[Problem description]: Leave out the pictures and transcribe the rest of the records exactly.

** Begin Source material **

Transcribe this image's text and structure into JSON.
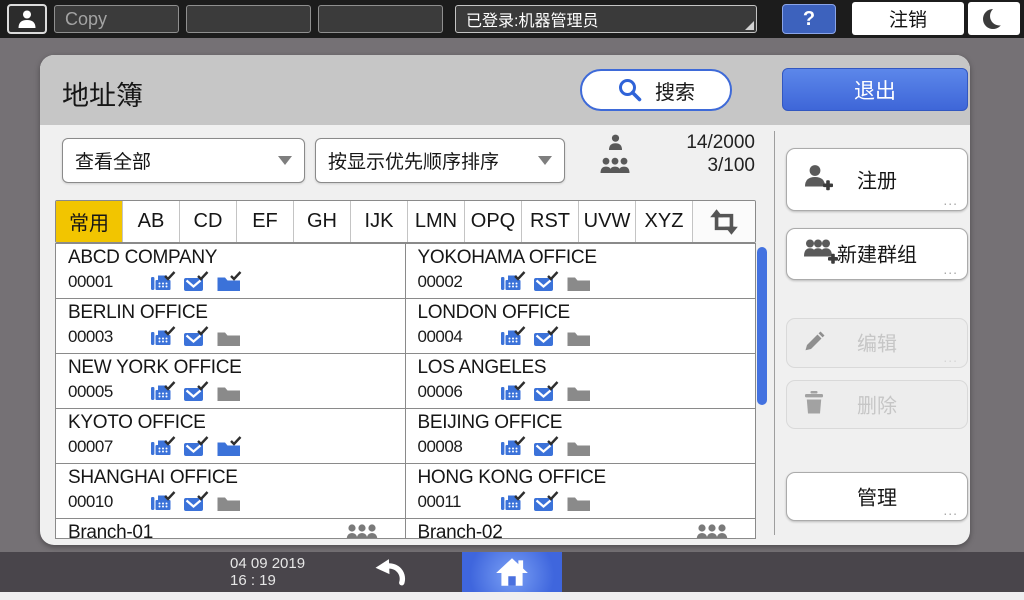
{
  "topbar": {
    "copy_button": "Copy",
    "login_status": "已登录:机器管理员",
    "help_button": "?",
    "logout_button": "注销"
  },
  "address_book": {
    "title": "地址簿",
    "search_button": "搜索",
    "exit_button": "退出",
    "view_filter": "查看全部",
    "sort_order": "按显示优先顺序排序",
    "user_count": "14/2000",
    "group_count": "3/100",
    "tabs": [
      "常用",
      "AB",
      "CD",
      "EF",
      "GH",
      "IJK",
      "LMN",
      "OPQ",
      "RST",
      "UVW",
      "XYZ"
    ],
    "active_tab": "常用",
    "contacts": [
      {
        "name": "ABCD COMPANY",
        "id": "00001",
        "fax": true,
        "email": true,
        "folder": "blue"
      },
      {
        "name": "YOKOHAMA OFFICE",
        "id": "00002",
        "fax": true,
        "email": true,
        "folder": "gray"
      },
      {
        "name": "BERLIN OFFICE",
        "id": "00003",
        "fax": true,
        "email": true,
        "folder": "gray"
      },
      {
        "name": "LONDON OFFICE",
        "id": "00004",
        "fax": true,
        "email": true,
        "folder": "gray"
      },
      {
        "name": "NEW YORK OFFICE",
        "id": "00005",
        "fax": true,
        "email": true,
        "folder": "gray"
      },
      {
        "name": "LOS ANGELES",
        "id": "00006",
        "fax": true,
        "email": true,
        "folder": "gray"
      },
      {
        "name": "KYOTO OFFICE",
        "id": "00007",
        "fax": true,
        "email": true,
        "folder": "blue"
      },
      {
        "name": "BEIJING OFFICE",
        "id": "00008",
        "fax": true,
        "email": true,
        "folder": "gray"
      },
      {
        "name": "SHANGHAI OFFICE",
        "id": "00010",
        "fax": true,
        "email": true,
        "folder": "gray"
      },
      {
        "name": "HONG KONG OFFICE",
        "id": "00011",
        "fax": true,
        "email": true,
        "folder": "gray"
      },
      {
        "name": "Branch-01",
        "type": "group"
      },
      {
        "name": "Branch-02",
        "type": "group"
      }
    ],
    "sidebar": {
      "register": "注册",
      "new_group": "新建群组",
      "edit": "编辑",
      "delete": "删除",
      "manage": "管理",
      "more_marker": "..."
    }
  },
  "footer": {
    "date": "04 09 2019",
    "time": "16 : 19"
  },
  "colors": {
    "accent_blue": "#4470DC",
    "tab_active_yellow": "#F2C500",
    "icon_blue": "#3B72D9",
    "icon_gray": "#8A8A8A"
  }
}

** End Source material **

[Output of the exercise]:
Transcribe this image's text and structure into JSON.
{
  "topbar": {
    "copy_button": "Copy",
    "login_status": "已登录:机器管理员",
    "help_button": "?",
    "logout_button": "注销"
  },
  "address_book": {
    "title": "地址簿",
    "search_button": "搜索",
    "exit_button": "退出",
    "view_filter": "查看全部",
    "sort_order": "按显示优先顺序排序",
    "user_count": "14/2000",
    "group_count": "3/100",
    "tabs": [
      "常用",
      "AB",
      "CD",
      "EF",
      "GH",
      "IJK",
      "LMN",
      "OPQ",
      "RST",
      "UVW",
      "XYZ"
    ],
    "active_tab": "常用",
    "contacts": [
      {
        "name": "ABCD COMPANY",
        "id": "00001",
        "fax": true,
        "email": true,
        "folder": "blue"
      },
      {
        "name": "YOKOHAMA OFFICE",
        "id": "00002",
        "fax": true,
        "email": true,
        "folder": "gray"
      },
      {
        "name": "BERLIN OFFICE",
        "id": "00003",
        "fax": true,
        "email": true,
        "folder": "gray"
      },
      {
        "name": "LONDON OFFICE",
        "id": "00004",
        "fax": true,
        "email": true,
        "folder": "gray"
      },
      {
        "name": "NEW YORK OFFICE",
        "id": "00005",
        "fax": true,
        "email": true,
        "folder": "gray"
      },
      {
        "name": "LOS ANGELES",
        "id": "00006",
        "fax": true,
        "email": true,
        "folder": "gray"
      },
      {
        "name": "KYOTO OFFICE",
        "id": "00007",
        "fax": true,
        "email": true,
        "folder": "blue"
      },
      {
        "name": "BEIJING OFFICE",
        "id": "00008",
        "fax": true,
        "email": true,
        "folder": "gray"
      },
      {
        "name": "SHANGHAI OFFICE",
        "id": "00010",
        "fax": true,
        "email": true,
        "folder": "gray"
      },
      {
        "name": "HONG KONG OFFICE",
        "id": "00011",
        "fax": true,
        "email": true,
        "folder": "gray"
      },
      {
        "name": "Branch-01",
        "type": "group"
      },
      {
        "name": "Branch-02",
        "type": "group"
      }
    ],
    "sidebar": {
      "register": "注册",
      "new_group": "新建群组",
      "edit": "编辑",
      "delete": "删除",
      "manage": "管理",
      "more_marker": "..."
    }
  },
  "footer": {
    "date": "04 09 2019",
    "time": "16 : 19"
  },
  "colors": {
    "accent_blue": "#4470DC",
    "tab_active_yellow": "#F2C500",
    "icon_blue": "#3B72D9",
    "icon_gray": "#8A8A8A"
  }
}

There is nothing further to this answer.